STATED TASK 1
Transcribe the forum thread about painting cabinets in full, with no changes.

SOURCE TEXT

Painting cabinets


  #1  
Old 06-20-00, 05:10 AM
Guest
Visiting Guest
Posts: n/a
Post

I have some old kitchen cabinets that were stained and shellac many years ago. I would like to paint them and update the counter tops. I was wondering if Zinsser primer would be adequate instead of sanding.
 
  #2  
Old 06-20-00, 04:26 PM
Guest
Visiting Guest
Posts: n/a
Post

I would say yes you can prime the cabinets instead of sanding them, although a little scuffing wouldn't hurt. As far as Zinzer primer i would use "Bin" the alcolhol base one it covers anything and can be sanded very easily. I prefer Kilz which is pretty much the same as "Bin" just cleans up with ordinary paint thinner not Denatured alcohol
 
  #3  
Old 06-20-00, 04:34 PM
Guest
Visiting Guest
Posts: n/a
Post

One other thing, some old shellac can de thinned with denatured alcohol(the same base as "Bin"). I'm not sure if this is a plus or a minus. You can test this by rubbing the shellac with denatured alcohol. At any rate i would try the primer in an inconspicuous spot. maybe someone else has some thoughts on this ?

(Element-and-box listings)
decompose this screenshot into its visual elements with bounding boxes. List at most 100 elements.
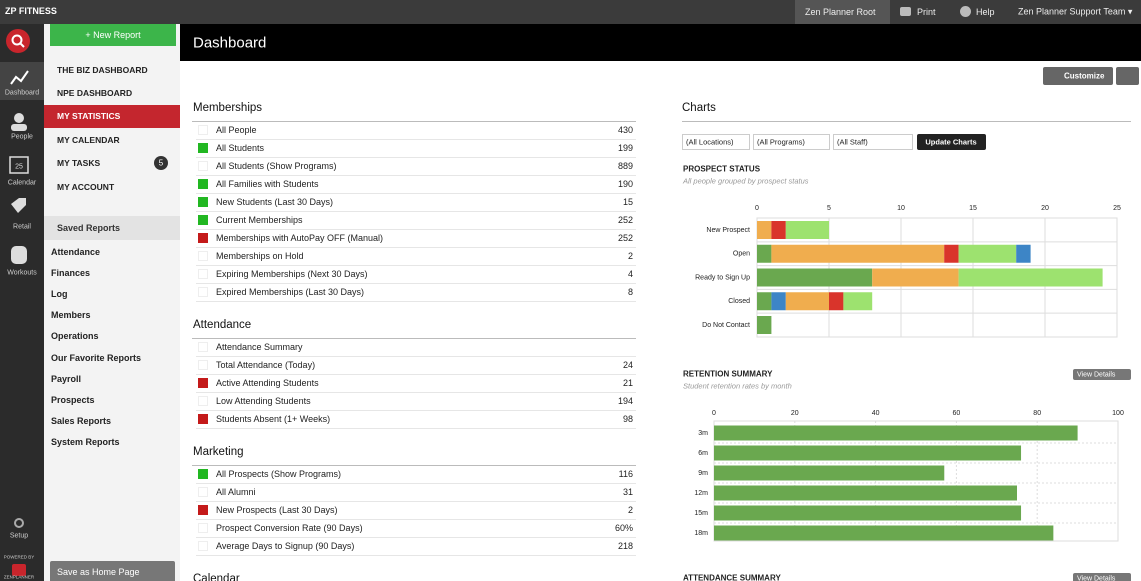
row-label[interactable]: New Students (Last 30 Days): [216, 197, 334, 207]
row-rule: [196, 501, 636, 502]
row-label[interactable]: All Students (Show Programs): [216, 161, 337, 171]
x-tick-label: 15: [969, 205, 977, 212]
nav-link[interactable]: MY TASKS: [57, 158, 101, 168]
row-label[interactable]: Memberships on Hold: [216, 251, 304, 261]
filter-select[interactable]: [833, 134, 913, 150]
print-icon: [900, 7, 911, 16]
indicator: [198, 360, 208, 370]
view-details-label: View Details: [1077, 371, 1116, 378]
saved-report[interactable]: Operations: [51, 331, 99, 342]
sidebar-label[interactable]: Workouts: [7, 269, 37, 277]
row-rule: [196, 428, 636, 429]
saved-report[interactable]: System Reports: [51, 436, 120, 447]
nav-link[interactable]: MY ACCOUNT: [57, 182, 115, 192]
row-value: 8: [627, 287, 633, 297]
row-label[interactable]: All People: [216, 125, 257, 135]
saved-report[interactable]: Attendance: [51, 247, 101, 257]
setup-label[interactable]: Setup: [9, 532, 29, 540]
topbar-item[interactable]: Zen Planner Support Team ▾: [1018, 6, 1133, 17]
row-rule: [196, 301, 636, 302]
section-rule: [192, 465, 636, 466]
row-rule: [196, 374, 636, 375]
row-label[interactable]: Students Absent (1+ Weeks): [216, 414, 331, 424]
nav-link[interactable]: NPE DASHBOARD: [57, 88, 133, 98]
row-value: 2: [627, 251, 633, 261]
filter-select[interactable]: [753, 134, 830, 150]
view-details-button[interactable]: [1073, 573, 1131, 581]
sidebar-label[interactable]: Calendar: [7, 179, 37, 187]
saved-report[interactable]: Our Favorite Reports: [51, 352, 142, 363]
bar: [714, 485, 1017, 501]
section-title: Memberships: [193, 102, 263, 114]
indicator: [198, 251, 208, 261]
saved-report[interactable]: Log: [51, 289, 68, 300]
row-value: 116: [618, 469, 633, 479]
update-button[interactable]: [917, 134, 986, 150]
bar-segment: [757, 221, 772, 239]
saved-report[interactable]: Prospects: [51, 394, 95, 405]
topbar-item[interactable]: Zen Planner Root: [805, 7, 876, 17]
y-tick-label: 18m: [694, 530, 708, 537]
nav-link[interactable]: MY CALENDAR: [57, 135, 120, 145]
bar-segment: [771, 292, 786, 311]
bar-segment: [958, 244, 1017, 263]
view-details-button[interactable]: [1073, 369, 1131, 380]
sidebar-icons: [0, 29, 44, 576]
row-label[interactable]: Current Memberships: [216, 215, 303, 225]
row-rule: [196, 157, 636, 158]
indicator: [198, 469, 208, 479]
sidebar-label[interactable]: People: [11, 133, 33, 141]
row-label[interactable]: Low Attending Students: [216, 396, 311, 406]
saved-report[interactable]: Members: [51, 310, 91, 321]
sidebar-label[interactable]: Dashboard: [4, 89, 40, 97]
saved-report[interactable]: Sales Reports: [51, 415, 112, 426]
indicator: [198, 125, 208, 135]
row-label[interactable]: Memberships with AutoPay OFF (Manual): [216, 233, 384, 243]
saved-report[interactable]: Payroll: [51, 373, 82, 384]
row-label[interactable]: Average Days to Signup (90 Days): [216, 541, 355, 551]
nav-link[interactable]: THE BIZ DASHBOARD: [57, 65, 148, 75]
row-label[interactable]: All Families with Students: [216, 179, 319, 189]
row-label[interactable]: Active Attending Students: [216, 378, 319, 388]
row-label[interactable]: Total Attendance (Today): [216, 360, 316, 370]
row-value: 190: [617, 179, 633, 189]
row-label[interactable]: Prospect Conversion Rate (90 Days): [216, 523, 363, 533]
row-label[interactable]: All Alumni: [216, 487, 256, 497]
chart-subtitle: All people grouped by prospect status: [683, 176, 809, 186]
refresh-button[interactable]: [1116, 67, 1139, 85]
y-tick-label: Ready to Sign Up: [695, 274, 750, 281]
row-rule: [196, 519, 636, 520]
new-report-button[interactable]: [50, 24, 176, 46]
row-rule: [196, 392, 636, 393]
save-home-button[interactable]: [50, 561, 175, 581]
sidebar-label[interactable]: Retail: [13, 223, 31, 231]
filter-select[interactable]: [682, 134, 750, 150]
calendar-day: 25: [15, 163, 23, 171]
chart-title: RETENTION SUMMARY: [683, 369, 773, 379]
nav-link[interactable]: MY STATISTICS: [57, 111, 121, 121]
indicator: [198, 215, 208, 225]
row-label[interactable]: Expired Memberships (Last 30 Days): [216, 287, 365, 297]
saved-header-bg: [44, 216, 180, 240]
y-tick-label: 6m: [698, 450, 708, 457]
row-rule: [196, 356, 636, 357]
row-rule: [196, 247, 636, 248]
saved-report[interactable]: Finances: [51, 268, 91, 279]
row-label[interactable]: Expiring Memberships (Next 30 Days): [216, 269, 368, 279]
customize-button[interactable]: [1043, 67, 1113, 85]
row-label[interactable]: All Prospects (Show Programs): [216, 469, 342, 479]
row-value: 430: [617, 125, 633, 135]
row-label[interactable]: New Prospects (Last 30 Days): [216, 505, 338, 515]
indicator: [198, 287, 208, 297]
row-rule: [196, 483, 636, 484]
bar: [714, 445, 1022, 461]
row-value: 199: [617, 143, 633, 153]
bar-segment: [757, 316, 772, 334]
topbar-item[interactable]: Print: [917, 7, 936, 17]
row-label[interactable]: All Students: [216, 143, 265, 153]
badge-bg: [154, 156, 168, 170]
y-tick-label: Closed: [728, 298, 750, 305]
row-label[interactable]: Attendance Summary: [216, 342, 303, 352]
row-rule: [196, 537, 636, 538]
topbar-item[interactable]: Help: [976, 7, 995, 17]
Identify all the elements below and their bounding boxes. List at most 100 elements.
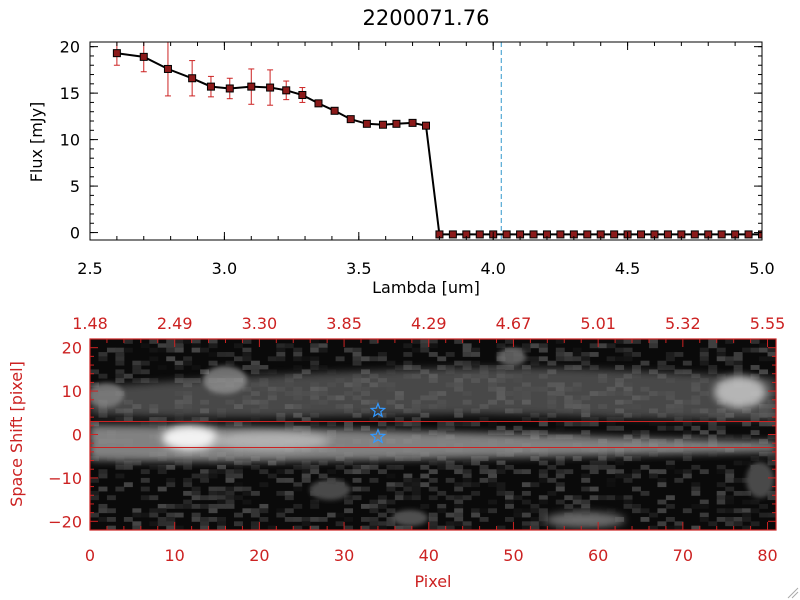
noise-pixel — [225, 495, 235, 501]
noise-pixel — [233, 473, 243, 479]
noise-pixel — [183, 339, 193, 344]
noise-pixel — [115, 373, 125, 379]
noise-pixel — [115, 417, 125, 422]
noise-pixel — [420, 339, 430, 344]
noise-pixel — [377, 503, 387, 509]
noise-pixel — [327, 469, 337, 475]
noise-pixel — [140, 495, 150, 501]
noise-pixel — [674, 425, 684, 431]
noise-pixel — [225, 473, 235, 479]
noise-pixel — [716, 516, 726, 522]
noise-pixel — [572, 356, 582, 362]
noise-pixel — [200, 369, 210, 375]
noise-pixel — [767, 512, 776, 518]
noise-pixel — [581, 464, 591, 470]
noise-pixel — [386, 516, 396, 522]
noise-pixel — [369, 525, 379, 530]
noise-pixel — [530, 508, 540, 514]
noise-pixel — [250, 360, 260, 366]
noise-pixel — [767, 347, 776, 353]
noise-pixel — [132, 525, 142, 530]
noise-pixel — [208, 343, 218, 349]
noise-pixel — [208, 360, 218, 366]
noise-pixel — [394, 464, 404, 470]
noise-pixel — [682, 417, 692, 422]
noise-pixel — [174, 503, 184, 509]
noise-pixel — [242, 421, 252, 427]
noise-pixel — [504, 490, 514, 496]
noise-pixel — [369, 521, 379, 527]
noise-pixel — [657, 482, 667, 488]
noise-pixel — [742, 525, 752, 530]
noise-pixel — [767, 490, 776, 496]
resize-grip[interactable] — [787, 587, 799, 599]
noise-pixel — [564, 356, 574, 362]
noise-pixel — [293, 352, 303, 357]
noise-pixel — [267, 356, 277, 362]
noise-pixel — [725, 339, 735, 344]
noise-pixel — [386, 464, 396, 470]
noise-pixel — [504, 495, 514, 501]
noise-pixel — [733, 490, 743, 496]
axis-ticks — [89, 42, 763, 240]
noise-pixel — [310, 516, 320, 522]
noise-pixel — [377, 512, 387, 518]
noise-pixel — [708, 339, 718, 344]
noise-pixel — [301, 425, 311, 431]
noise-pixel — [496, 343, 506, 349]
noise-pixel — [750, 365, 760, 370]
noise-pixel — [716, 508, 726, 514]
noise-pixel — [564, 365, 574, 370]
noise-pixel — [293, 516, 303, 522]
noise-pixel — [318, 365, 328, 370]
noise-pixel — [233, 421, 243, 427]
noise-pixel — [200, 473, 210, 479]
noise-pixel — [699, 430, 709, 435]
data-point — [502, 230, 511, 239]
noise-pixel — [640, 516, 650, 522]
noise-pixel — [242, 365, 252, 370]
noise-pixel — [767, 495, 776, 501]
noise-pixel — [149, 339, 159, 344]
noise-pixel — [174, 417, 184, 422]
data-point — [314, 99, 323, 108]
noise-pixel — [716, 469, 726, 475]
noise-pixel — [648, 469, 658, 475]
top-tick-label: 5.01 — [580, 314, 616, 333]
noise-pixel — [98, 356, 108, 362]
y-axis-label: Space Shift [pixel] — [7, 361, 26, 507]
noise-pixel — [284, 495, 294, 501]
tick-labels: 2.5 3.0 3.5 4.0 4.5 5.0 0 5 10 15 20 — [60, 38, 775, 278]
noise-pixel — [708, 421, 718, 427]
data-point — [475, 230, 484, 239]
noise-pixel — [183, 360, 193, 366]
x-tick-label: 4.5 — [615, 259, 640, 278]
noise-pixel — [149, 421, 159, 427]
noise-pixel — [530, 356, 540, 362]
x-tick-label: 60 — [588, 546, 608, 565]
noise-pixel — [166, 503, 176, 509]
noise-pixel — [284, 343, 294, 349]
noise-pixel — [191, 339, 201, 344]
noise-pixel — [437, 425, 447, 431]
noise-pixel — [310, 365, 320, 370]
noise-pixel — [733, 356, 743, 362]
noise-pixel — [200, 516, 210, 522]
noise-pixel — [665, 525, 675, 530]
top-tick-label: 4.29 — [411, 314, 447, 333]
noise-pixel — [521, 356, 531, 362]
y-tick-label: −20 — [48, 512, 82, 531]
noise-pixel — [310, 339, 320, 344]
noise-pixel — [233, 486, 243, 492]
noise-pixel — [250, 525, 260, 530]
faint-blob — [545, 512, 625, 528]
noise-pixel — [191, 343, 201, 349]
noise-pixel — [411, 339, 421, 344]
noise-pixel — [310, 421, 320, 427]
noise-pixel — [538, 460, 548, 466]
noise-pixel — [572, 508, 582, 514]
noise-pixel — [157, 508, 167, 514]
noise-pixel — [217, 490, 227, 496]
noise-pixel — [555, 473, 565, 479]
noise-pixel — [98, 352, 108, 357]
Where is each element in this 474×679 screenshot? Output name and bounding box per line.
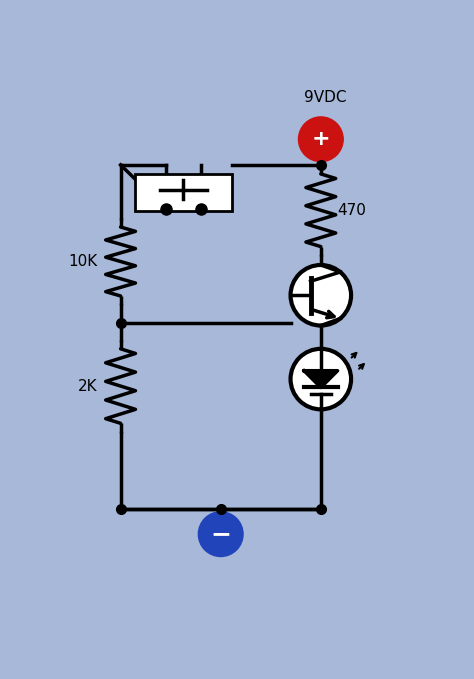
Circle shape (299, 117, 343, 162)
Text: 10K: 10K (68, 254, 97, 269)
Text: 9VDC: 9VDC (304, 90, 346, 105)
Text: +: + (311, 129, 330, 149)
Bar (135, 175, 232, 211)
Circle shape (291, 349, 351, 409)
Text: 2K: 2K (78, 379, 97, 394)
Text: 470: 470 (337, 203, 366, 218)
Circle shape (198, 512, 243, 557)
Text: −: − (210, 522, 231, 546)
Circle shape (291, 265, 351, 325)
Polygon shape (304, 371, 337, 388)
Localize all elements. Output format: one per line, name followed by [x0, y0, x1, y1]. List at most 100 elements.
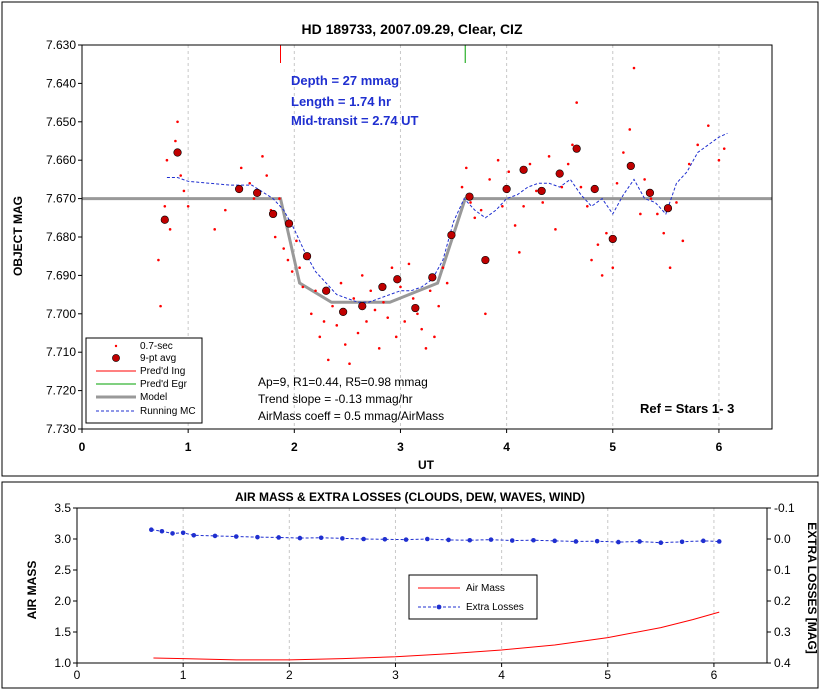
extra-losses-point-15: [425, 536, 430, 542]
avg-point-18: [519, 165, 528, 174]
extra-losses-point-4: [191, 532, 197, 538]
raw-point-12: [239, 166, 243, 170]
legend-swatch-raw: [114, 344, 118, 348]
running-mc-line: [166, 132, 728, 303]
raw-point-7: [179, 174, 183, 177]
raw-point-102: [681, 239, 685, 243]
top-y-tick-label-9: 7.720: [46, 384, 76, 398]
raw-point-98: [656, 212, 659, 216]
raw-point-32: [326, 358, 330, 362]
raw-point-78: [547, 155, 551, 158]
raw-point-91: [615, 181, 619, 185]
legend-swatch-losses-dot: [436, 604, 442, 610]
avg-point-13: [428, 273, 437, 282]
top-y-tick-label-5: 7.680: [46, 230, 76, 244]
bottom-x-tick-label-5: 5: [604, 668, 611, 682]
raw-point-88: [600, 274, 604, 277]
raw-point-6: [176, 120, 179, 124]
extra-losses-point-1: [159, 528, 165, 534]
avg-point-12: [411, 303, 420, 313]
top-y-tick-label-8: 7.710: [46, 345, 76, 359]
raw-point-34: [335, 324, 339, 327]
bottom-x-tick-label-0: 0: [74, 668, 81, 682]
top-chart-title: HD 189733, 2007.09.29, Clear, CIZ: [301, 21, 522, 37]
raw-point-73: [518, 251, 521, 254]
avg-point-16: [481, 255, 490, 265]
raw-point-105: [707, 124, 710, 127]
top-y-tick-label-0: 7.630: [46, 38, 76, 52]
raw-point-97: [649, 197, 653, 200]
bottom-plot-area: [76, 507, 768, 664]
extra-losses-point-8: [276, 535, 281, 540]
raw-point-38: [352, 297, 356, 300]
raw-point-90: [611, 266, 615, 270]
extra-losses-point-12: [361, 536, 366, 542]
running-mc-layer: [166, 132, 728, 303]
raw-point-94: [632, 66, 636, 70]
extra-losses-point-18: [488, 537, 494, 542]
raw-point-22: [286, 258, 290, 262]
raw-point-62: [460, 185, 464, 189]
extra-losses-point-7: [255, 534, 260, 540]
top-y-tick-label-1: 7.640: [46, 76, 76, 90]
raw-point-42: [369, 289, 373, 293]
raw-point-51: [407, 262, 411, 266]
extra-losses-point-11: [340, 536, 345, 541]
legend-label-egress: Pred'd Egr: [140, 379, 188, 390]
raw-point-45: [382, 300, 385, 304]
raw-point-83: [575, 101, 578, 104]
extra-losses-point-0: [149, 527, 154, 532]
bottom-x-tick-label-4: 4: [498, 668, 505, 682]
extra-losses-point-19: [509, 538, 515, 543]
raw-point-81: [566, 162, 570, 166]
top-y-tick-label-2: 7.650: [46, 115, 76, 129]
raw-point-77: [541, 201, 545, 204]
legend-label-airmass: Air Mass: [466, 583, 505, 594]
annotation-ref: Ref = Stars 1- 3: [640, 401, 734, 416]
extra-losses-point-25: [637, 539, 642, 544]
top-x-tick-label-0: 0: [79, 440, 86, 454]
avg-point-22: [590, 184, 599, 194]
extra-losses-point-26: [658, 540, 664, 546]
extra-losses-point-27: [679, 539, 685, 545]
avg-point-8: [339, 307, 348, 316]
raw-point-106: [717, 158, 721, 162]
extra-losses-point-17: [467, 537, 473, 543]
legend-label-raw: 0.7-sec: [140, 341, 173, 352]
raw-point-92: [622, 151, 625, 154]
avg-point-7: [322, 286, 331, 295]
raw-point-104: [696, 143, 699, 147]
raw-point-87: [596, 243, 600, 246]
top-y-tick-label-3: 7.660: [46, 153, 76, 167]
bottom-y-tick-label-5: 3.5: [54, 501, 71, 515]
avg-point-26: [663, 204, 673, 213]
raw-point-10: [213, 228, 216, 231]
raw-point-75: [528, 162, 532, 166]
avg-point-15: [465, 192, 474, 201]
raw-point-58: [437, 304, 440, 308]
avg-points-layer: [160, 144, 673, 316]
bottom-y-tick-label-3: 2.5: [54, 563, 71, 577]
top-legend-box: [85, 337, 203, 424]
top-x-tick-label-5: 5: [609, 440, 616, 454]
raw-point-66: [479, 208, 483, 212]
avg-point-17: [502, 184, 511, 194]
extra-losses-point-2: [170, 531, 175, 536]
raw-point-23: [290, 270, 294, 273]
raw-point-17: [265, 174, 269, 177]
annotation-length: Length = 1.74 hr: [291, 94, 391, 109]
avg-point-2: [235, 184, 244, 194]
extra-losses-point-6: [233, 534, 239, 539]
extra-losses-point-10: [318, 535, 324, 541]
top-x-tick-label-4: 4: [503, 440, 510, 454]
legend-swatch-avg: [112, 354, 120, 362]
raw-point-95: [639, 212, 642, 216]
raw-point-46: [386, 316, 390, 319]
extra-losses-point-28: [701, 538, 706, 544]
legend-label-model: Model: [140, 392, 167, 403]
raw-point-55: [424, 347, 428, 350]
bottom-chart-axes: 0 1 2 3 4 5 6 1.0 1.5 2.0 2.5 3.0 3.5 -0.1 0.0 0.1 0.2 0.…: [54, 501, 795, 682]
avg-point-5: [284, 219, 294, 228]
raw-point-68: [488, 178, 491, 181]
bottom-y-tick-label-4: 3.0: [54, 532, 71, 546]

STATED TASK 2
In the records, restate word for word the lines from the one containing "row-label[interactable]: New Students" through the one containing "nav-link[interactable]: MY TASKS: [57, 158, 101, 168]".

TASK RESULT 1
Painting cabinets


  #1  
Old 06-20-00, 05:10 AM
Guest
Visiting Guest
Posts: n/a
Post

I have some old kitchen cabinets that were stained and shellac many years ago. I would like to paint them and update the counter tops. I was wondering if Zinsser primer would be adequate instead of sanding.
 
  #2  
Old 06-20-00, 04:26 PM
Guest
Visiting Guest
Posts: n/a
Post

I would say yes you can prime the cabinets instead of sanding them, although a little scuffing wouldn't hurt. As far as Zinzer primer i would use "Bin" the alcolhol base one it covers anything and can be sanded very easily. I prefer Kilz which is pretty much the same as "Bin" just cleans up with ordinary paint thinner not Denatured alcohol
 
  #3  
Old 06-20-00, 04:34 PM
Guest
Visiting Guest
Posts: n/a
Post

One other thing, some old shellac can de thinned with denatured alcohol(the same base as "Bin"). I'm not sure if this is a plus or a minus. You can test this by rubbing the shellac with denatured alcohol. At any rate i would try the primer in an inconspicuous spot. maybe someone else has some thoughts on this ?

TASK RESULT 2
row-label[interactable]: New Students (Last 30 Days): [216, 197, 334, 207]
row-rule: [196, 501, 636, 502]
row-label[interactable]: All Students (Show Programs): [216, 161, 337, 171]
x-tick-label: 15: [969, 205, 977, 212]
nav-link[interactable]: MY TASKS: [57, 158, 101, 168]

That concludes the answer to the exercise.